> **Records for the exercise**
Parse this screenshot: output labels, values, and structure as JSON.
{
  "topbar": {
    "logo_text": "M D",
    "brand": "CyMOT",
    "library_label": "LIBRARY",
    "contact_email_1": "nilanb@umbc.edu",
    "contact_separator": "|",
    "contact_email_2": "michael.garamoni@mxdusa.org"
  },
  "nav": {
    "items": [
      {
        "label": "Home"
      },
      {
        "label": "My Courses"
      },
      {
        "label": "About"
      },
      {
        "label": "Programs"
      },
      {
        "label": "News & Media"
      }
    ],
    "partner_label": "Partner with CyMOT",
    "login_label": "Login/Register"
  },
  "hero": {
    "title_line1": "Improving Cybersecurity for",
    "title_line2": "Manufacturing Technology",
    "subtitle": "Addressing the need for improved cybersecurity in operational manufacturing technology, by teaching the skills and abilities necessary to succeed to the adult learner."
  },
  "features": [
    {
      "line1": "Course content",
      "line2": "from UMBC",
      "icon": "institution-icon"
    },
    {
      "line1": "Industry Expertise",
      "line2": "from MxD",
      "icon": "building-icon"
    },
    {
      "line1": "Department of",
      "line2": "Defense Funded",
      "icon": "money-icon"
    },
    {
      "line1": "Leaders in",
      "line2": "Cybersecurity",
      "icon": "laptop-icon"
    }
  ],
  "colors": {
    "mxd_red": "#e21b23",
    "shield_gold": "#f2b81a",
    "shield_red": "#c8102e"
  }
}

> **Work instructions**
Repeat the listing exactly, from its first line to its last.

> **Expected output**
Parse this screenshot: output labels, values, and structure as JSON.
{
  "topbar": {
    "logo_text": "M D",
    "brand": "CyMOT",
    "library_label": "LIBRARY",
    "contact_email_1": "nilanb@umbc.edu",
    "contact_separator": "|",
    "contact_email_2": "michael.garamoni@mxdusa.org"
  },
  "nav": {
    "items": [
      {
        "label": "Home"
      },
      {
        "label": "My Courses"
      },
      {
        "label": "About"
      },
      {
        "label": "Programs"
      },
      {
        "label": "News & Media"
      }
    ],
    "partner_label": "Partner with CyMOT",
    "login_label": "Login/Register"
  },
  "hero": {
    "title_line1": "Improving Cybersecurity for",
    "title_line2": "Manufacturing Technology",
    "subtitle": "Addressing the need for improved cybersecurity in operational manufacturing technology, by teaching the skills and abilities necessary to succeed to the adult learner."
  },
  "features": [
    {
      "line1": "Course content",
      "line2": "from UMBC",
      "icon": "institution-icon"
    },
    {
      "line1": "Industry Expertise",
      "line2": "from MxD",
      "icon": "building-icon"
    },
    {
      "line1": "Department of",
      "line2": "Defense Funded",
      "icon": "money-icon"
    },
    {
      "line1": "Leaders in",
      "line2": "Cybersecurity",
      "icon": "laptop-icon"
    }
  ],
  "colors": {
    "mxd_red": "#e21b23",
    "shield_gold": "#f2b81a",
    "shield_red": "#c8102e"
  }
}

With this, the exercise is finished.